> **PROBLEM TO WORK ON**:
Can the data below be set down again exactly, line for line?

Figure dataset records
* Begin *

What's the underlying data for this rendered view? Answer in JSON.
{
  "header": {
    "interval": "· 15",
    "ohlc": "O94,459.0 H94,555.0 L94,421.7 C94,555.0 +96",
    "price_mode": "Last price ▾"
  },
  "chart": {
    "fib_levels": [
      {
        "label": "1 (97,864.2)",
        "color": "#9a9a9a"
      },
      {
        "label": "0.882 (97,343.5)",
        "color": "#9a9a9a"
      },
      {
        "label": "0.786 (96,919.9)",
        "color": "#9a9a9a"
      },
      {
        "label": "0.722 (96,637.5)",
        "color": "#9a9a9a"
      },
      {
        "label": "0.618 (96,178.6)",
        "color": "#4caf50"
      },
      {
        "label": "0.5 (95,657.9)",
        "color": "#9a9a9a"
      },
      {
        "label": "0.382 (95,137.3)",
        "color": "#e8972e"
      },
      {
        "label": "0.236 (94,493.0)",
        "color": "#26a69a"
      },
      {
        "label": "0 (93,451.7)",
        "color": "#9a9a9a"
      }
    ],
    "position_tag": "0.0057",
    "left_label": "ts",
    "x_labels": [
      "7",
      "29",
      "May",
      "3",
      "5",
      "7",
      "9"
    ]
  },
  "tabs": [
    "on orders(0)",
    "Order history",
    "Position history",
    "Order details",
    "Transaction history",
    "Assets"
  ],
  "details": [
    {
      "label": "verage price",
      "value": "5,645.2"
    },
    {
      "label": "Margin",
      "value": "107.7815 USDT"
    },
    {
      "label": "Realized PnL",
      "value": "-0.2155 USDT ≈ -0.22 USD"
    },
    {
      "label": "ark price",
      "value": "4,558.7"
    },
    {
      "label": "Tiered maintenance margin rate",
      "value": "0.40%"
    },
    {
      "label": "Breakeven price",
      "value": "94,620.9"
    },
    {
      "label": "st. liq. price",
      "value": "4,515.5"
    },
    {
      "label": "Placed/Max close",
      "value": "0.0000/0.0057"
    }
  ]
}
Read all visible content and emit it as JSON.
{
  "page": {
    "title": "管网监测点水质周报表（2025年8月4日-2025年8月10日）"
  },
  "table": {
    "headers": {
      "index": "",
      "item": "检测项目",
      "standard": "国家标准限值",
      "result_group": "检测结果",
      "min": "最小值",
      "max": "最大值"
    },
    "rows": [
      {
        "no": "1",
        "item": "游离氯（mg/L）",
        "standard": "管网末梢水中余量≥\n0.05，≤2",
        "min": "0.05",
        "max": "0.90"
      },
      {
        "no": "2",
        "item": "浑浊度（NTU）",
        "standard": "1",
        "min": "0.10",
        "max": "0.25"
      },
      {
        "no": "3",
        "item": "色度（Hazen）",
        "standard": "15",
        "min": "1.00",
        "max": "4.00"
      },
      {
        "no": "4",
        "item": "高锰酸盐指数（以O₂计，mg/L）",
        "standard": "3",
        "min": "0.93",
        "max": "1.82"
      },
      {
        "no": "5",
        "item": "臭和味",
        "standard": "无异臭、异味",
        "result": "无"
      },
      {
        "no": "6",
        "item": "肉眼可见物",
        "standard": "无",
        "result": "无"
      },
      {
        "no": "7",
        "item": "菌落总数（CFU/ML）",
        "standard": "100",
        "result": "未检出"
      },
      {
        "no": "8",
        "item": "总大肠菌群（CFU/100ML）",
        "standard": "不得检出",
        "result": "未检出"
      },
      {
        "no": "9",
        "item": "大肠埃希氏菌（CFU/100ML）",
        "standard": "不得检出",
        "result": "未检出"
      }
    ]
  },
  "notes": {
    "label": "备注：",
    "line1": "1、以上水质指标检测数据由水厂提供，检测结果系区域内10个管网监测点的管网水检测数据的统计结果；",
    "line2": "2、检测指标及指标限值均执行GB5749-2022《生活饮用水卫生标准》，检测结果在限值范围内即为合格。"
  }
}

* End *

> **ANSWER TO THE PROBLEM**:
What's the underlying data for this rendered view? Answer in JSON.
{
  "header": {
    "interval": "· 15",
    "ohlc": "O94,459.0 H94,555.0 L94,421.7 C94,555.0 +96",
    "price_mode": "Last price ▾"
  },
  "chart": {
    "fib_levels": [
      {
        "label": "1 (97,864.2)",
        "color": "#9a9a9a"
      },
      {
        "label": "0.882 (97,343.5)",
        "color": "#9a9a9a"
      },
      {
        "label": "0.786 (96,919.9)",
        "color": "#9a9a9a"
      },
      {
        "label": "0.722 (96,637.5)",
        "color": "#9a9a9a"
      },
      {
        "label": "0.618 (96,178.6)",
        "color": "#4caf50"
      },
      {
        "label": "0.5 (95,657.9)",
        "color": "#9a9a9a"
      },
      {
        "label": "0.382 (95,137.3)",
        "color": "#e8972e"
      },
      {
        "label": "0.236 (94,493.0)",
        "color": "#26a69a"
      },
      {
        "label": "0 (93,451.7)",
        "color": "#9a9a9a"
      }
    ],
    "position_tag": "0.0057",
    "left_label": "ts",
    "x_labels": [
      "7",
      "29",
      "May",
      "3",
      "5",
      "7",
      "9"
    ]
  },
  "tabs": [
    "on orders(0)",
    "Order history",
    "Position history",
    "Order details",
    "Transaction history",
    "Assets"
  ],
  "details": [
    {
      "label": "verage price",
      "value": "5,645.2"
    },
    {
      "label": "Margin",
      "value": "107.7815 USDT"
    },
    {
      "label": "Realized PnL",
      "value": "-0.2155 USDT ≈ -0.22 USD"
    },
    {
      "label": "ark price",
      "value": "4,558.7"
    },
    {
      "label": "Tiered maintenance margin rate",
      "value": "0.40%"
    },
    {
      "label": "Breakeven price",
      "value": "94,620.9"
    },
    {
      "label": "st. liq. price",
      "value": "4,515.5"
    },
    {
      "label": "Placed/Max close",
      "value": "0.0000/0.0057"
    }
  ]
}
Read all visible content and emit it as JSON.
{
  "page": {
    "title": "管网监测点水质周报表（2025年8月4日-2025年8月10日）"
  },
  "table": {
    "headers": {
      "index": "",
      "item": "检测项目",
      "standard": "国家标准限值",
      "result_group": "检测结果",
      "min": "最小值",
      "max": "最大值"
    },
    "rows": [
      {
        "no": "1",
        "item": "游离氯（mg/L）",
        "standard": "管网末梢水中余量≥\n0.05，≤2",
        "min": "0.05",
        "max": "0.90"
      },
      {
        "no": "2",
        "item": "浑浊度（NTU）",
        "standard": "1",
        "min": "0.10",
        "max": "0.25"
      },
      {
        "no": "3",
        "item": "色度（Hazen）",
        "standard": "15",
        "min": "1.00",
        "max": "4.00"
      },
      {
        "no": "4",
        "item": "高锰酸盐指数（以O₂计，mg/L）",
        "standard": "3",
        "min": "0.93",
        "max": "1.82"
      },
      {
        "no": "5",
        "item": "臭和味",
        "standard": "无异臭、异味",
        "result": "无"
      },
      {
        "no": "6",
        "item": "肉眼可见物",
        "standard": "无",
        "result": "无"
      },
      {
        "no": "7",
        "item": "菌落总数（CFU/ML）",
        "standard": "100",
        "result": "未检出"
      },
      {
        "no": "8",
        "item": "总大肠菌群（CFU/100ML）",
        "standard": "不得检出",
        "result": "未检出"
      },
      {
        "no": "9",
        "item": "大肠埃希氏菌（CFU/100ML）",
        "standard": "不得检出",
        "result": "未检出"
      }
    ]
  },
  "notes": {
    "label": "备注：",
    "line1": "1、以上水质指标检测数据由水厂提供，检测结果系区域内10个管网监测点的管网水检测数据的统计结果；",
    "line2": "2、检测指标及指标限值均执行GB5749-2022《生活饮用水卫生标准》，检测结果在限值范围内即为合格。"
  }
}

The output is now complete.